▶ **Aim**:
Report only the number of lines in this material that include the string "Cementerio".

## BEGIN Raw data

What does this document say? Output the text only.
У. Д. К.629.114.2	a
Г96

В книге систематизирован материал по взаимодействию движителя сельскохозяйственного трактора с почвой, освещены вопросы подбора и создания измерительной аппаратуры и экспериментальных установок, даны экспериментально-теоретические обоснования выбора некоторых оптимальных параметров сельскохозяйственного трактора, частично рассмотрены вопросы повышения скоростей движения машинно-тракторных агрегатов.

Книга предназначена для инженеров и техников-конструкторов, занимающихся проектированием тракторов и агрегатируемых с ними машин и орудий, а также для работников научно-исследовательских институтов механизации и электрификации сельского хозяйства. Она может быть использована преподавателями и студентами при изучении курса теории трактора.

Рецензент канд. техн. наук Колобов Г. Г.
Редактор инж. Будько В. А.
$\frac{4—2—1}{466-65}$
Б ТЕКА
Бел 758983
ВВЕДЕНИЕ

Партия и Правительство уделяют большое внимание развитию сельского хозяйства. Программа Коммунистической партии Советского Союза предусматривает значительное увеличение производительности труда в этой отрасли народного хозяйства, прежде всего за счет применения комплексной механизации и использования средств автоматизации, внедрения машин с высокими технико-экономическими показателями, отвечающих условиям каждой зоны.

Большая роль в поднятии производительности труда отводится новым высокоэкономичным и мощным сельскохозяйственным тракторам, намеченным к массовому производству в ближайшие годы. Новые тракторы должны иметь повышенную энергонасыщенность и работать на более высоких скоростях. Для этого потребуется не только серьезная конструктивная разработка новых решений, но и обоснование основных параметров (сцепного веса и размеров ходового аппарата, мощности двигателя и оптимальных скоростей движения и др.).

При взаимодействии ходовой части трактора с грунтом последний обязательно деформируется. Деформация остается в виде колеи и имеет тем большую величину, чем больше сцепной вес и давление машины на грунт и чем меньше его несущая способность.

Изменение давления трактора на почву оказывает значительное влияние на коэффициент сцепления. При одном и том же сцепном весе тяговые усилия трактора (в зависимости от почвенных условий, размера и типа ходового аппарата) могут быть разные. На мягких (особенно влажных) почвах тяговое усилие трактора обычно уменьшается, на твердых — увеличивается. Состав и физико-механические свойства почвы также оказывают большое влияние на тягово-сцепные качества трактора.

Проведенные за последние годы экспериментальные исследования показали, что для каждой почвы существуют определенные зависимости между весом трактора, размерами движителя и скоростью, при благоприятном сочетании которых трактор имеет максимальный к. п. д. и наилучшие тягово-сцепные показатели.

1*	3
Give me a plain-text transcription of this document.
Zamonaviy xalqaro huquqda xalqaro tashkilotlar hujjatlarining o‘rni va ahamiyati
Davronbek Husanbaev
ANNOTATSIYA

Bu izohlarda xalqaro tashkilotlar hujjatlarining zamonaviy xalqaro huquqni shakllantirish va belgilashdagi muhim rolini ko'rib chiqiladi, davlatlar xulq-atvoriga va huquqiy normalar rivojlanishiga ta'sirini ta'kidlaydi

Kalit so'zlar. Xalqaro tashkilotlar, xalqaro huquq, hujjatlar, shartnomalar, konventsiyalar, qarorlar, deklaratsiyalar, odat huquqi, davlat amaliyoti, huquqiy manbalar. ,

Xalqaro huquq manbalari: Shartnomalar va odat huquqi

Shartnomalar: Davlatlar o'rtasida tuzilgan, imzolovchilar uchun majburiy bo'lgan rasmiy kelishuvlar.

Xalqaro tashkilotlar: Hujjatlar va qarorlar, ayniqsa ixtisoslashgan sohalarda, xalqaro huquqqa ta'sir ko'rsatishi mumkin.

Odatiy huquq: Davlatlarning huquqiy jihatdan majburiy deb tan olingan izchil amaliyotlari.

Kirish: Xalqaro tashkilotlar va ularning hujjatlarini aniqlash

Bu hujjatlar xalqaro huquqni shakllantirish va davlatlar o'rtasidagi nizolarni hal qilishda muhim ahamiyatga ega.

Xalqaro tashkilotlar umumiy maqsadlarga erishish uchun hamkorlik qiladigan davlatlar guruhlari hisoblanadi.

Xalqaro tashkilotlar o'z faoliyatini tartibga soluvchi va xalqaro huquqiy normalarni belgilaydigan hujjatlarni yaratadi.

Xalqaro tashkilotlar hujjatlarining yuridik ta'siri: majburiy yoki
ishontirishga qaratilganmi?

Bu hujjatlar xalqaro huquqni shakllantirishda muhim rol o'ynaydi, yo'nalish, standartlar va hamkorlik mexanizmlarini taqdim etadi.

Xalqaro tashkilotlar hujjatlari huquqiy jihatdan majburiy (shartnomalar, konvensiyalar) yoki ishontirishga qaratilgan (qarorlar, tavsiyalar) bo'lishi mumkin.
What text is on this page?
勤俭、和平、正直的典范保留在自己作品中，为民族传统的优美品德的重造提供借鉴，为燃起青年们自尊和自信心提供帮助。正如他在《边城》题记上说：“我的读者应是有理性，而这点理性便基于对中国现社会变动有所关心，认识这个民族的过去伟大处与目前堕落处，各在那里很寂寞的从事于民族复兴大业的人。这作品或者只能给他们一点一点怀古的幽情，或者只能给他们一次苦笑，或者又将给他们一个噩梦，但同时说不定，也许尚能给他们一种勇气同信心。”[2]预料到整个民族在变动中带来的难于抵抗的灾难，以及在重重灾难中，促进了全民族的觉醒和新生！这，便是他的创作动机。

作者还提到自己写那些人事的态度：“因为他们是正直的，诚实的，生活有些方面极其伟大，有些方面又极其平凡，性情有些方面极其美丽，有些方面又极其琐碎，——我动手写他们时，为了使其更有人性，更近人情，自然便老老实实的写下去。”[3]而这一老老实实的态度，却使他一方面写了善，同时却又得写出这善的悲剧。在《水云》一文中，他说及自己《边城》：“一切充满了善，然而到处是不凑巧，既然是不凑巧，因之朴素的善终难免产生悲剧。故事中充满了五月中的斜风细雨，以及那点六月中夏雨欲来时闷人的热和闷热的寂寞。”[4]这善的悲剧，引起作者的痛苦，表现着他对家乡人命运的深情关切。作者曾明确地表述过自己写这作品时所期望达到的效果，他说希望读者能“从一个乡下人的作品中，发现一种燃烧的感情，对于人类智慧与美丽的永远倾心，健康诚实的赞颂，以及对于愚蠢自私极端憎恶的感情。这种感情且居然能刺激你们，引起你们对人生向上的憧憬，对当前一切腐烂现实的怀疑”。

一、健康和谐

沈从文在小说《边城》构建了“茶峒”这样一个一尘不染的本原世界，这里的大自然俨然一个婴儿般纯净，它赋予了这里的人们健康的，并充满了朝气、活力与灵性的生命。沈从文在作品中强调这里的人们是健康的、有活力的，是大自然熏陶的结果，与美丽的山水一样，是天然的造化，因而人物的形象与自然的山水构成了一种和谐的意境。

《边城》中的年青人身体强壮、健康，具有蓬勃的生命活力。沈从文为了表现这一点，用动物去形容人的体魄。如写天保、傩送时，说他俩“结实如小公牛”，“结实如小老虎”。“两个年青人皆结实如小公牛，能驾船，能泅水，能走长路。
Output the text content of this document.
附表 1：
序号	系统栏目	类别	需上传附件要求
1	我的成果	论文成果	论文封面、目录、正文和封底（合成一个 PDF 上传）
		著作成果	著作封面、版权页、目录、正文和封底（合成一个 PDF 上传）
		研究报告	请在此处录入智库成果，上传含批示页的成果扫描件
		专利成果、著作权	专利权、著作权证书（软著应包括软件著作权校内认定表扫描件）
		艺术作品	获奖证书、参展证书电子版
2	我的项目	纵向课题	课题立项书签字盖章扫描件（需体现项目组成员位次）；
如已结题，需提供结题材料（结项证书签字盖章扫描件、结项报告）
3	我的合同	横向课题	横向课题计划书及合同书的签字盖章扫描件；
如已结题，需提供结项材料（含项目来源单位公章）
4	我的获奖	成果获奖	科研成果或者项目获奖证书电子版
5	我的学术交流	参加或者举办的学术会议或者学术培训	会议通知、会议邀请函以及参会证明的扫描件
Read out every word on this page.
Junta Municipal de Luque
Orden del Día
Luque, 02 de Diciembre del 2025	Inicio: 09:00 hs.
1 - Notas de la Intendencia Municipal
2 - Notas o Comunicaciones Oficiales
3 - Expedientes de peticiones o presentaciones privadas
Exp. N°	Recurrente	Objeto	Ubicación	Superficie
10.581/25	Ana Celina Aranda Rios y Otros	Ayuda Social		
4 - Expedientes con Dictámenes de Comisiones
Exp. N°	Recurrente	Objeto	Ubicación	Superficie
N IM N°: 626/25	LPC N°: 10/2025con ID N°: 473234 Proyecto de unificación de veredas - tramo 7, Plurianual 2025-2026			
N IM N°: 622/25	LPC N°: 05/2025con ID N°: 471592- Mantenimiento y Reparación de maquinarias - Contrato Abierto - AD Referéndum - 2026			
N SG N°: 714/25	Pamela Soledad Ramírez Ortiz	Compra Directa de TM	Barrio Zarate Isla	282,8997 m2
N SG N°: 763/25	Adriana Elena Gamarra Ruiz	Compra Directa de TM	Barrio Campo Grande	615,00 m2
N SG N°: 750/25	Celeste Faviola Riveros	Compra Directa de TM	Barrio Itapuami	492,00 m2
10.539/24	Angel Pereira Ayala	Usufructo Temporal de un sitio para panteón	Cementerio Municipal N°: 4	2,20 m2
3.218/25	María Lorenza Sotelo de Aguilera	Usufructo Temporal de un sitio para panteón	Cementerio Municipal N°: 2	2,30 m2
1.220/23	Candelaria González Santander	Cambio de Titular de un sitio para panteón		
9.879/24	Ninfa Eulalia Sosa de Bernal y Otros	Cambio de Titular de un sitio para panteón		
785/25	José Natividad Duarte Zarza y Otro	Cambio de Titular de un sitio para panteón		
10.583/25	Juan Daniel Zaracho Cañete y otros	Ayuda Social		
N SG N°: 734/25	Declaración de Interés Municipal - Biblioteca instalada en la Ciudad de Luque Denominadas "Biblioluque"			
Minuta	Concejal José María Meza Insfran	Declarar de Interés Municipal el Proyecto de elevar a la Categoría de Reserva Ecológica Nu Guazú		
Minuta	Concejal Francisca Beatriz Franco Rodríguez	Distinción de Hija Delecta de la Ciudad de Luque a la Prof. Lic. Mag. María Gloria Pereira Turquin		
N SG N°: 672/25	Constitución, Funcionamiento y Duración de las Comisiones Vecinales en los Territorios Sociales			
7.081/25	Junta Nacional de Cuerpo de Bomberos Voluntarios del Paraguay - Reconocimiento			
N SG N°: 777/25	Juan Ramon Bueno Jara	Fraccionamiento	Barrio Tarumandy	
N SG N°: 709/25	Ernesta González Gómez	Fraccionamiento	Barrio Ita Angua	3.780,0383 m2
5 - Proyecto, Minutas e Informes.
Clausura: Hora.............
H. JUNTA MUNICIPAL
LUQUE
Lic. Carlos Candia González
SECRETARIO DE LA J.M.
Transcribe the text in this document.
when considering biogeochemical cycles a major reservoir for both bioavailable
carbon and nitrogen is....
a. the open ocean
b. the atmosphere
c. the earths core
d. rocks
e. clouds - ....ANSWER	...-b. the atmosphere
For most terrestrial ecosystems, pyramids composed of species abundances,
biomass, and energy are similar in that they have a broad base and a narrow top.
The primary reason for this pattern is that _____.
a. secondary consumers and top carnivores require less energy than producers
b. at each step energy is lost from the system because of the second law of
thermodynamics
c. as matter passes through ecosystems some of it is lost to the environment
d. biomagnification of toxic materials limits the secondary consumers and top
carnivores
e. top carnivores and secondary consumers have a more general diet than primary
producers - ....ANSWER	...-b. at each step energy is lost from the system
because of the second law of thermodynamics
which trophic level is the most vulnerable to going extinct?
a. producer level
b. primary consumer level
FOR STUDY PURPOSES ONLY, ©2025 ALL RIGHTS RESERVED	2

## END Raw data

▶ **Solved problem**:
2